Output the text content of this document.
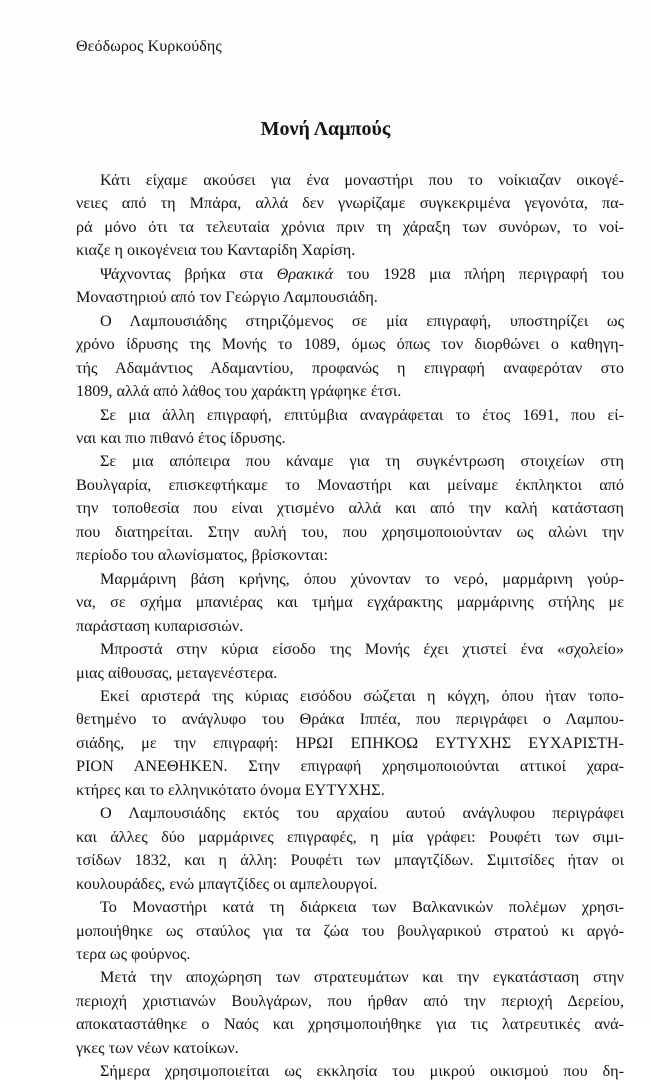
Θεόδωρος Κυρκούδης
Μονή Λαμπούς

Κάτι είχαμε ακούσει για ένα μοναστήρι που το νοίκιαζαν οικογέ-
νειες από τη Μπάρα, αλλά δεν γνωρίζαμε συγκεκριμένα γεγονότα, πα-
ρά μόνο ότι τα τελευταία χρόνια πριν τη χάραξη των συνόρων, το νοί-
κιαζε η οικογένεια του Κανταρίδη Χαρίση.

Ψάχνοντας βρήκα στα Θρακικά του 1928 μια πλήρη περιγραφή του
Μοναστηριού από τον Γεώργιο Λαμπουσιάδη.

Ο Λαμπουσιάδης στηριζόμενος σε μία επιγραφή, υποστηρίζει ως
χρόνο ίδρυσης της Μονής το 1089, όμως όπως τον διορθώνει ο καθηγη-
τής Αδαμάντιος Αδαμαντίου, προφανώς η επιγραφή αναφερόταν στο
1809, αλλά από λάθος του χαράκτη γράφηκε έτσι.

Σε μια άλλη επιγραφή, επιτύμβια αναγράφεται το έτος 1691, που εί-
ναι και πιο πιθανό έτος ίδρυσης.

Σε μια απόπειρα που κάναμε για τη συγκέντρωση στοιχείων στη
Βουλγαρία, επισκεφτήκαμε το Μοναστήρι και μείναμε έκπληκτοι από
την τοποθεσία που είναι χτισμένο αλλά και από την καλή κατάσταση
που διατηρείται. Στην αυλή του, που χρησιμοποιούνταν ως αλώνι την
περίοδο του αλωνίσματος, βρίσκονται:

Μαρμάρινη βάση κρήνης, όπου χύνονταν το νερό, μαρμάρινη γούρ-
να, σε σχήμα μπανιέρας και τμήμα εγχάρακτης μαρμάρινης στήλης με
παράσταση κυπαρισσιών.

Μπροστά στην κύρια είσοδο της Μονής έχει χτιστεί ένα «σχολείο»
μιας αίθουσας, μεταγενέστερα.

Εκεί αριστερά της κύριας εισόδου σώζεται η κόγχη, όπου ήταν τοπο-
θετημένο το ανάγλυφο του Θράκα Ιππέα, που περιγράφει ο Λαμπου-
σιάδης, με την επιγραφή: ΗΡΩΙ ΕΠΗΚΟΩ ΕΥΤΥΧΗΣ ΕΥΧΑΡΙΣΤΗ-
ΡΙΟΝ ΑΝΕΘΗΚΕΝ. Στην επιγραφή χρησιμοποιούνται αττικοί χαρα-
κτήρες και το ελληνικότατο όνομα ΕΥΤΥΧΗΣ.

Ο Λαμπουσιάδης εκτός του αρχαίου αυτού ανάγλυφου περιγράφει
και άλλες δύο μαρμάρινες επιγραφές, η μία γράφει: Ρουφέτι των σιμι-
τσίδων 1832, και η άλλη: Ρουφέτι των μπαγτζίδων. Σιμιτσίδες ήταν οι
κουλουράδες, ενώ μπαγτζίδες οι αμπελουργοί.

Το Μοναστήρι κατά τη διάρκεια των Βαλκανικών πολέμων χρησι-
μοποιήθηκε ως σταύλος για τα ζώα του βουλγαρικού στρατού κι αργό-
τερα ως φούρνος.

Μετά την αποχώρηση των στρατευμάτων και την εγκατάσταση στην
περιοχή χριστιανών Βουλγάρων, που ήρθαν από την περιοχή Δερείου,
αποκαταστάθηκε ο Ναός και χρησιμοποιήθηκε για τις λατρευτικές ανά-
γκες των νέων κατοίκων.

Σήμερα χρησιμοποιείται ως εκκλησία του μικρού οικισμού που δη-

● **SHORT TASK**: Set down the material exactly, every line of it, except for the pictures.

● **RESPONSE TO THE TASK**:
Output the text content of this document.
Θεόδωρος Κυρκούδης
Μονή Λαμπούς

Κάτι είχαμε ακούσει για ένα μοναστήρι που το νοίκιαζαν οικογέ-
νειες από τη Μπάρα, αλλά δεν γνωρίζαμε συγκεκριμένα γεγονότα, πα-
ρά μόνο ότι τα τελευταία χρόνια πριν τη χάραξη των συνόρων, το νοί-
κιαζε η οικογένεια του Κανταρίδη Χαρίση.

Ψάχνοντας βρήκα στα Θρακικά του 1928 μια πλήρη περιγραφή του
Μοναστηριού από τον Γεώργιο Λαμπουσιάδη.

Ο Λαμπουσιάδης στηριζόμενος σε μία επιγραφή, υποστηρίζει ως
χρόνο ίδρυσης της Μονής το 1089, όμως όπως τον διορθώνει ο καθηγη-
τής Αδαμάντιος Αδαμαντίου, προφανώς η επιγραφή αναφερόταν στο
1809, αλλά από λάθος του χαράκτη γράφηκε έτσι.

Σε μια άλλη επιγραφή, επιτύμβια αναγράφεται το έτος 1691, που εί-
ναι και πιο πιθανό έτος ίδρυσης.

Σε μια απόπειρα που κάναμε για τη συγκέντρωση στοιχείων στη
Βουλγαρία, επισκεφτήκαμε το Μοναστήρι και μείναμε έκπληκτοι από
την τοποθεσία που είναι χτισμένο αλλά και από την καλή κατάσταση
που διατηρείται. Στην αυλή του, που χρησιμοποιούνταν ως αλώνι την
περίοδο του αλωνίσματος, βρίσκονται:

Μαρμάρινη βάση κρήνης, όπου χύνονταν το νερό, μαρμάρινη γούρ-
να, σε σχήμα μπανιέρας και τμήμα εγχάρακτης μαρμάρινης στήλης με
παράσταση κυπαρισσιών.

Μπροστά στην κύρια είσοδο της Μονής έχει χτιστεί ένα «σχολείο»
μιας αίθουσας, μεταγενέστερα.

Εκεί αριστερά της κύριας εισόδου σώζεται η κόγχη, όπου ήταν τοπο-
θετημένο το ανάγλυφο του Θράκα Ιππέα, που περιγράφει ο Λαμπου-
σιάδης, με την επιγραφή: ΗΡΩΙ ΕΠΗΚΟΩ ΕΥΤΥΧΗΣ ΕΥΧΑΡΙΣΤΗ-
ΡΙΟΝ ΑΝΕΘΗΚΕΝ. Στην επιγραφή χρησιμοποιούνται αττικοί χαρα-
κτήρες και το ελληνικότατο όνομα ΕΥΤΥΧΗΣ.

Ο Λαμπουσιάδης εκτός του αρχαίου αυτού ανάγλυφου περιγράφει
και άλλες δύο μαρμάρινες επιγραφές, η μία γράφει: Ρουφέτι των σιμι-
τσίδων 1832, και η άλλη: Ρουφέτι των μπαγτζίδων. Σιμιτσίδες ήταν οι
κουλουράδες, ενώ μπαγτζίδες οι αμπελουργοί.

Το Μοναστήρι κατά τη διάρκεια των Βαλκανικών πολέμων χρησι-
μοποιήθηκε ως σταύλος για τα ζώα του βουλγαρικού στρατού κι αργό-
τερα ως φούρνος.

Μετά την αποχώρηση των στρατευμάτων και την εγκατάσταση στην
περιοχή χριστιανών Βουλγάρων, που ήρθαν από την περιοχή Δερείου,
αποκαταστάθηκε ο Ναός και χρησιμοποιήθηκε για τις λατρευτικές ανά-
γκες των νέων κατοίκων.

Σήμερα χρησιμοποιείται ως εκκλησία του μικρού οικισμού που δη-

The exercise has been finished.